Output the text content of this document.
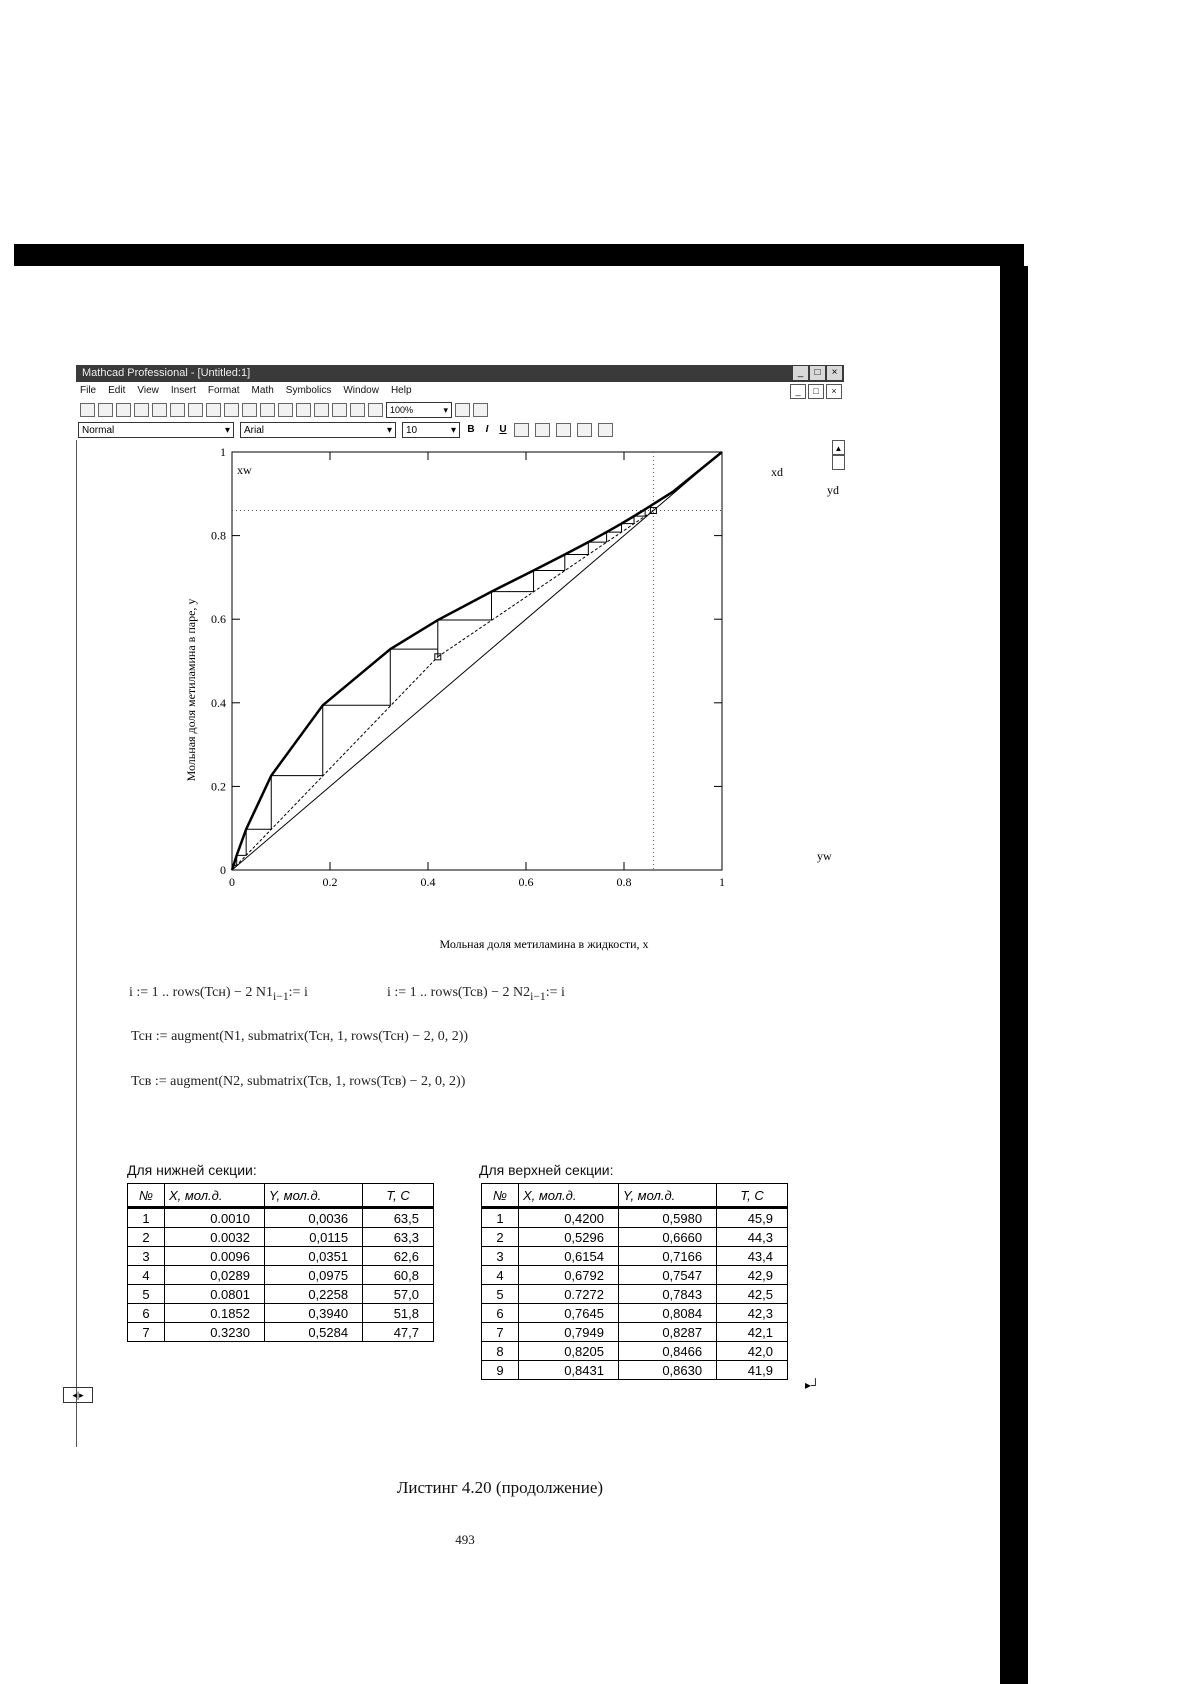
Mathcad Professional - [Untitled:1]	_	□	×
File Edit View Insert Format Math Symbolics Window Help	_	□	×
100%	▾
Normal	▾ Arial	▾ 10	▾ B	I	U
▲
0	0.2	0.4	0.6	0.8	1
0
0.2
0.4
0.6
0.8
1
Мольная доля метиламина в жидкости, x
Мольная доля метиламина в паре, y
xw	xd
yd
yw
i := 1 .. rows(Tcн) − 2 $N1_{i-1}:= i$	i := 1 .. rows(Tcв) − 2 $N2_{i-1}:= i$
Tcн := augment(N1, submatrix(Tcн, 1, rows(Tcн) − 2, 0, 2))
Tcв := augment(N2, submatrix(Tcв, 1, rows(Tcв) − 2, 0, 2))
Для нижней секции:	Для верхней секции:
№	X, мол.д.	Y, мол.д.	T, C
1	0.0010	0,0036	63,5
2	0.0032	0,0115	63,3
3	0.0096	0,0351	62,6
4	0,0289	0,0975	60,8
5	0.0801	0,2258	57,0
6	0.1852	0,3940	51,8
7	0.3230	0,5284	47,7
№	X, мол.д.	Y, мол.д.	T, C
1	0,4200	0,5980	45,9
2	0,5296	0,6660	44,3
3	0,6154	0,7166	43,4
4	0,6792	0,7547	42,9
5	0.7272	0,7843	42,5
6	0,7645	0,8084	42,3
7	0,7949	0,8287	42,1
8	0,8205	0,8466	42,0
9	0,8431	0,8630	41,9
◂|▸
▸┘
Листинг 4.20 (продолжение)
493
--
• **What this task involves**
The records above are to be reproduced exactly; the pictures are to be left out.

• **Final result**
Output the text content of this document.
Mathcad Professional - [Untitled:1]	_	□	×
File Edit View Insert Format Math Symbolics Window Help	_	□	×
100%	▾
Normal	▾ Arial	▾ 10	▾ B	I	U
▲
0	0.2	0.4	0.6	0.8	1
0
0.2
0.4
0.6
0.8
1
Мольная доля метиламина в жидкости, x
Мольная доля метиламина в паре, y
xw	xd
yd
yw
i := 1 .. rows(Tcн) − 2 $N1_{i-1}:= i$	i := 1 .. rows(Tcв) − 2 $N2_{i-1}:= i$
Tcн := augment(N1, submatrix(Tcн, 1, rows(Tcн) − 2, 0, 2))
Tcв := augment(N2, submatrix(Tcв, 1, rows(Tcв) − 2, 0, 2))
Для нижней секции:	Для верхней секции:
№	X, мол.д.	Y, мол.д.	T, C
1	0.0010	0,0036	63,5
2	0.0032	0,0115	63,3
3	0.0096	0,0351	62,6
4	0,0289	0,0975	60,8
5	0.0801	0,2258	57,0
6	0.1852	0,3940	51,8
7	0.3230	0,5284	47,7
№	X, мол.д.	Y, мол.д.	T, C
1	0,4200	0,5980	45,9
2	0,5296	0,6660	44,3
3	0,6154	0,7166	43,4
4	0,6792	0,7547	42,9
5	0.7272	0,7843	42,5
6	0,7645	0,8084	42,3
7	0,7949	0,8287	42,1
8	0,8205	0,8466	42,0
9	0,8431	0,8630	41,9
◂|▸
▸┘
Листинг 4.20 (продолжение)
493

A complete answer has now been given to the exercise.